To be done:
Count every line below in which "price" occurs, then give only the count.

Records provided:
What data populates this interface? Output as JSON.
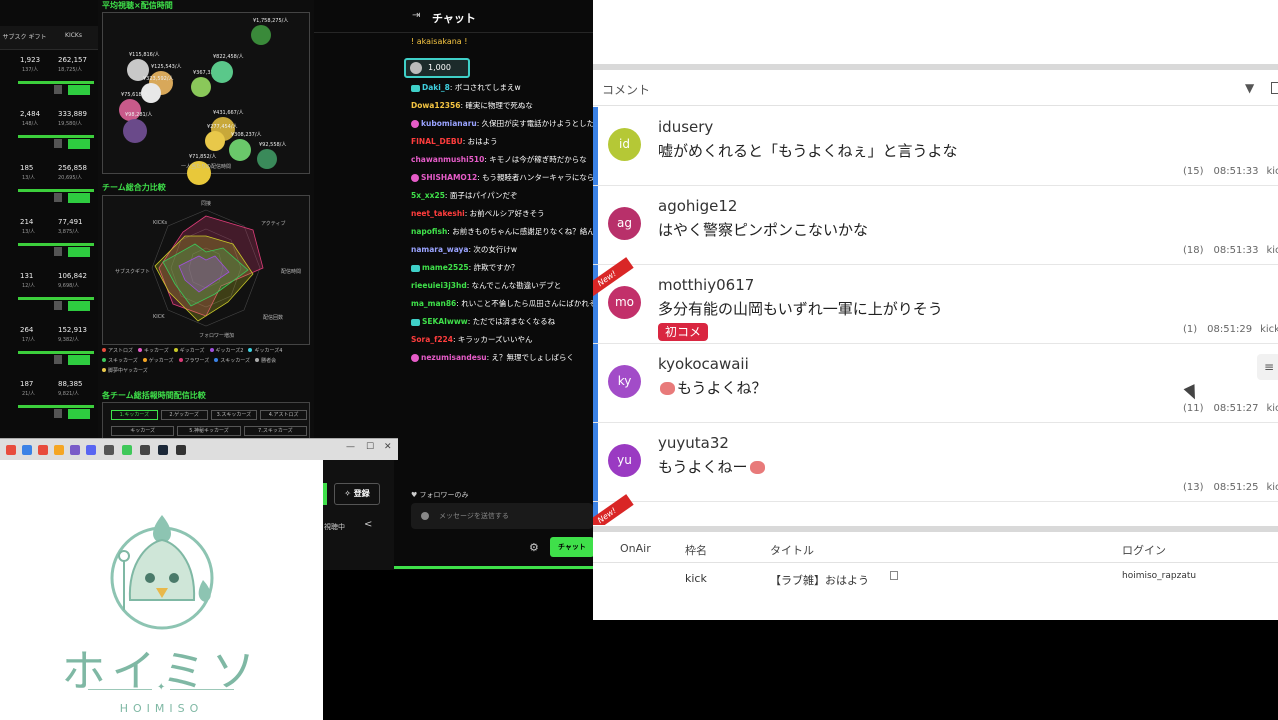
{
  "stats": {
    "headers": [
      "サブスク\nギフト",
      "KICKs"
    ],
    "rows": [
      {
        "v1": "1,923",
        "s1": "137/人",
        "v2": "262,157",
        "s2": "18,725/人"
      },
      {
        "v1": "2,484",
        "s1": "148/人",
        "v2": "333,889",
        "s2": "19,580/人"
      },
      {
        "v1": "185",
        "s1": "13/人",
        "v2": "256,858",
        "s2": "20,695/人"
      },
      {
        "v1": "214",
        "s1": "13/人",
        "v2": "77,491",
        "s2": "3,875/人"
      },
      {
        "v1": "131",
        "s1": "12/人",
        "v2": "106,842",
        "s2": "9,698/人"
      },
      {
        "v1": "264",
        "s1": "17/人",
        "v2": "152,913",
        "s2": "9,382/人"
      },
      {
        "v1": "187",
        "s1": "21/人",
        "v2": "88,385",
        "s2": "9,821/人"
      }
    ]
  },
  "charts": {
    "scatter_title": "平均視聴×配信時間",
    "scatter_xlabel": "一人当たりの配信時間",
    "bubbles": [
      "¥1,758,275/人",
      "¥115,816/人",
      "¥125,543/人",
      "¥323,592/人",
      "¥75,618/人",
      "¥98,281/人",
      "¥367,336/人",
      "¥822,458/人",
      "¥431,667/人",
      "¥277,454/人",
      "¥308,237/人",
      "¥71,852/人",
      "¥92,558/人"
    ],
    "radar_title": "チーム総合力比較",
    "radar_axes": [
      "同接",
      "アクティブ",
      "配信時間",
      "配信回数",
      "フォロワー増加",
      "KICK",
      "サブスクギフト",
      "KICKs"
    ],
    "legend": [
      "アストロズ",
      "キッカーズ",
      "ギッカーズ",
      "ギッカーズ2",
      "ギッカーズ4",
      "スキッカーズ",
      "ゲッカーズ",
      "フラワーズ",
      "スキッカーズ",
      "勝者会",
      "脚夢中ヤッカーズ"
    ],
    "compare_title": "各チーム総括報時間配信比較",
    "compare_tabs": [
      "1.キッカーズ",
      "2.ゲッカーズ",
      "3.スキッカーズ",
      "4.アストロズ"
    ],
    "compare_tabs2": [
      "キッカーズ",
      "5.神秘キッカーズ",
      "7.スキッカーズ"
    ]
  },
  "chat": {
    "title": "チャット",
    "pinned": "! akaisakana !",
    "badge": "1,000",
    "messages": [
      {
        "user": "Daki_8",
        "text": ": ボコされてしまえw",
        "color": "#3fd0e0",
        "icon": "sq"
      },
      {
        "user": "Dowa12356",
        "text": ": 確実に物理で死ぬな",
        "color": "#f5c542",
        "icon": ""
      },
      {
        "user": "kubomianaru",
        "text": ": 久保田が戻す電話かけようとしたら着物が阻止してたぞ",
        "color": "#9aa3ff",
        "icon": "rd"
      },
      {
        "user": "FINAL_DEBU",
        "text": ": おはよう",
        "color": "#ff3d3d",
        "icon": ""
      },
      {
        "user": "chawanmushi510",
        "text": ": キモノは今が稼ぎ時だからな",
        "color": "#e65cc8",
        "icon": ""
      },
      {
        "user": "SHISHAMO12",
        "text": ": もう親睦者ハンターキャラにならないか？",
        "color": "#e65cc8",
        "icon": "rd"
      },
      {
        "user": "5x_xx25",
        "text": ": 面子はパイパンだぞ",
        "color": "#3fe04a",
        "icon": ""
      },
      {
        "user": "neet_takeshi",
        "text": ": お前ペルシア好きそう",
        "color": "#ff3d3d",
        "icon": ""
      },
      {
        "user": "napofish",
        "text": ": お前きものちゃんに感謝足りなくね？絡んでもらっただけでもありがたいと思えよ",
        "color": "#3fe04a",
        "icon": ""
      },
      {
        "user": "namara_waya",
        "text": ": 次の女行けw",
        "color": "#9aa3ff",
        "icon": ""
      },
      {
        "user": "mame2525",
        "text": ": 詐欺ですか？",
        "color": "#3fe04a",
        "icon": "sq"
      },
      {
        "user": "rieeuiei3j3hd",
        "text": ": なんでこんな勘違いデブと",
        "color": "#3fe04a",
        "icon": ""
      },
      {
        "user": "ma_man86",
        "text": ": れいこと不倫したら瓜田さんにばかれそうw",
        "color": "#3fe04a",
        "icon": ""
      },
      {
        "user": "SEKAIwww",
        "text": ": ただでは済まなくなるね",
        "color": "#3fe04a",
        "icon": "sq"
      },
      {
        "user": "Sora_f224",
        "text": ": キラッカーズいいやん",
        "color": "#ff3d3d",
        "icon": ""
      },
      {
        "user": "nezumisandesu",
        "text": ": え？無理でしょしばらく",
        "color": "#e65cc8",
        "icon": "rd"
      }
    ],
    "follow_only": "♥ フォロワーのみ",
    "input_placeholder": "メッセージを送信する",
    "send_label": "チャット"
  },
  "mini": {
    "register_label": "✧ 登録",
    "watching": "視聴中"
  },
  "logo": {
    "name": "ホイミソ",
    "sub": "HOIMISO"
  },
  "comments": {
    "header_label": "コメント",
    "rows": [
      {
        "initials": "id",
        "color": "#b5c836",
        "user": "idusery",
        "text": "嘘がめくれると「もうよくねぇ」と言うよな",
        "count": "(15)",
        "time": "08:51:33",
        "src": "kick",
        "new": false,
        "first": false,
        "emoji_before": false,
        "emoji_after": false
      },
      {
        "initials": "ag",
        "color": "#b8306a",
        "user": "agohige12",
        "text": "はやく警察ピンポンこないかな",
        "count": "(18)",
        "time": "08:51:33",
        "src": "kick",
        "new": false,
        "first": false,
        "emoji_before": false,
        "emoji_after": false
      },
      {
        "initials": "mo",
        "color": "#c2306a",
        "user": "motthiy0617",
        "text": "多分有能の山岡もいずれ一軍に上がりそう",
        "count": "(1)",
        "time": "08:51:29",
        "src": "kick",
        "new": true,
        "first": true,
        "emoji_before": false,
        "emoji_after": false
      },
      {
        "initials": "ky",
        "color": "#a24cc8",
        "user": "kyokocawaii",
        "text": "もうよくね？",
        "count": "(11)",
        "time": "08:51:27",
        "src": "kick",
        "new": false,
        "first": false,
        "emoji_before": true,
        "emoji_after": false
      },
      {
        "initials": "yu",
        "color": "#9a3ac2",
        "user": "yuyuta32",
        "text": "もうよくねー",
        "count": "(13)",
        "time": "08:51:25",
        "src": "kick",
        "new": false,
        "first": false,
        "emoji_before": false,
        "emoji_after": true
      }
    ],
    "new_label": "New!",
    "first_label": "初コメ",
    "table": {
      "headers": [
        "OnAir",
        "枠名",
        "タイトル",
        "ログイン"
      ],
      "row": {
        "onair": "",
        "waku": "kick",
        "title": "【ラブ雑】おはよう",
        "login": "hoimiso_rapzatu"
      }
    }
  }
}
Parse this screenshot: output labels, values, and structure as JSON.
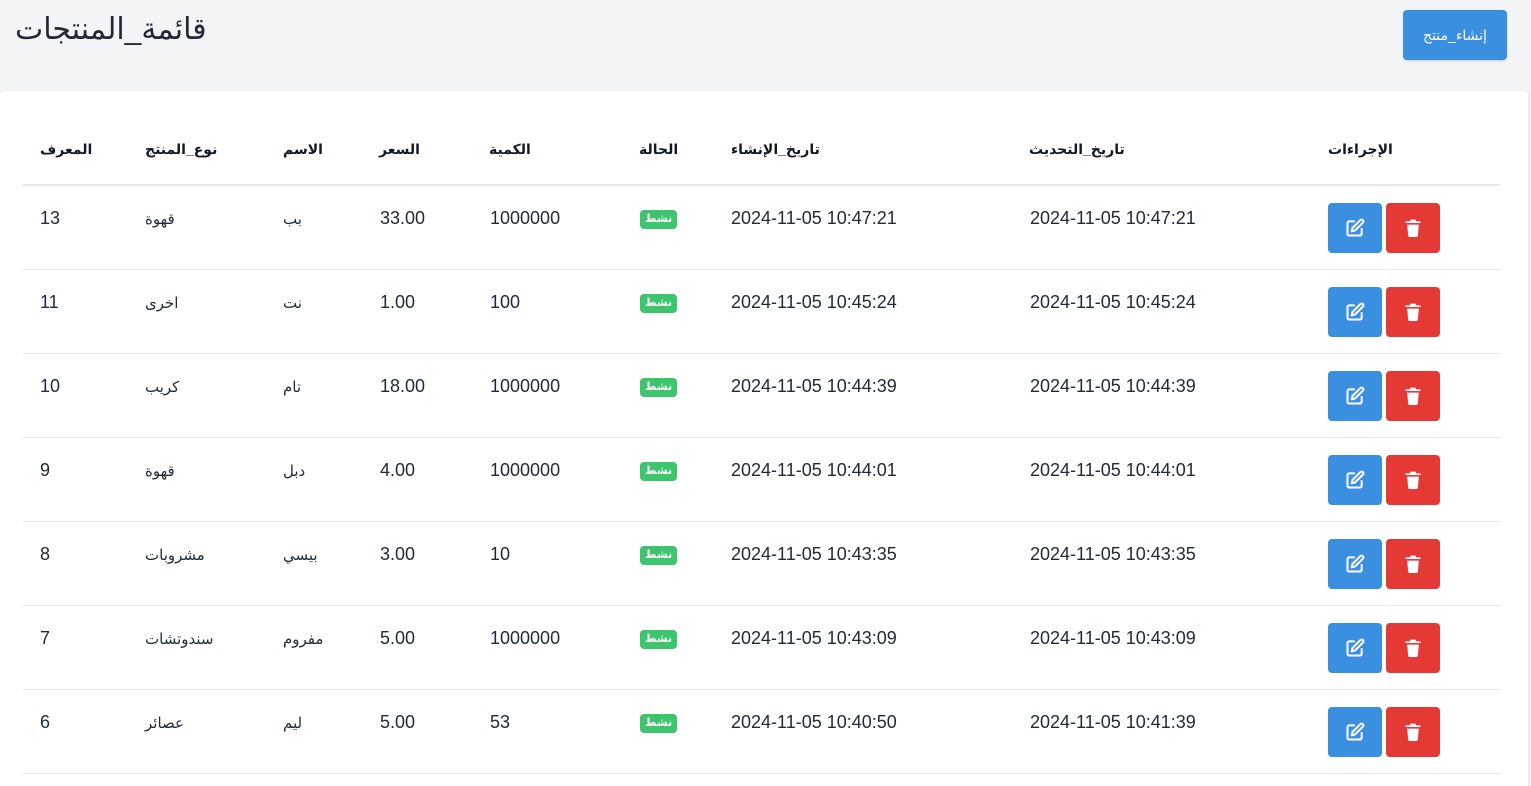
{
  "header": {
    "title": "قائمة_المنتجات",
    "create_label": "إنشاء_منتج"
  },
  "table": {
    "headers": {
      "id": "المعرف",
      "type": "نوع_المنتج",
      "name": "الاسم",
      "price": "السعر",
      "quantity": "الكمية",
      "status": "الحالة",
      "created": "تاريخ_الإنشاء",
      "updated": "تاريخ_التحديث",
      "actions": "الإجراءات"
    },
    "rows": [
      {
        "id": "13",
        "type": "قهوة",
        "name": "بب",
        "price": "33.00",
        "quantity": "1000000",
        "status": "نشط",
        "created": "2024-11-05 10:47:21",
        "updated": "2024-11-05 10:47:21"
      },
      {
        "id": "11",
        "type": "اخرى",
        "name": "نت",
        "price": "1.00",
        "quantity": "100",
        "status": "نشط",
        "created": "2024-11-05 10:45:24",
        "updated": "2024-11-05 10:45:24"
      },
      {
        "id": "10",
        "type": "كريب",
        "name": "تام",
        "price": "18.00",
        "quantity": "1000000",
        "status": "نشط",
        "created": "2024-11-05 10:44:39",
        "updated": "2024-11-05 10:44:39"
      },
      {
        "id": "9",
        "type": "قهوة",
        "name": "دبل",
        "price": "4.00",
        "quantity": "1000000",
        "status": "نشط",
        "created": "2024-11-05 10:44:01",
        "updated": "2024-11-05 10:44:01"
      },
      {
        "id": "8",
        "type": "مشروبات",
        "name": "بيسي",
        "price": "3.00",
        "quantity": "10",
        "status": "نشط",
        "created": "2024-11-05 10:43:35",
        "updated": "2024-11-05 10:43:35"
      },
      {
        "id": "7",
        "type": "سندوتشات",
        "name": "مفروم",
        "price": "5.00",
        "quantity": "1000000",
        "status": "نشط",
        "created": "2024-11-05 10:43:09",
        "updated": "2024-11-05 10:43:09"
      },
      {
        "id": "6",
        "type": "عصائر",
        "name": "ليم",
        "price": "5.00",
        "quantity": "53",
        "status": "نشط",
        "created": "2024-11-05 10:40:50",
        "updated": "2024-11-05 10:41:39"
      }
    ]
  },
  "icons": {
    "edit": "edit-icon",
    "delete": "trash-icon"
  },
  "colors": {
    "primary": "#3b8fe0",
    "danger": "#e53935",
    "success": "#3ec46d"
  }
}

Written reply:
8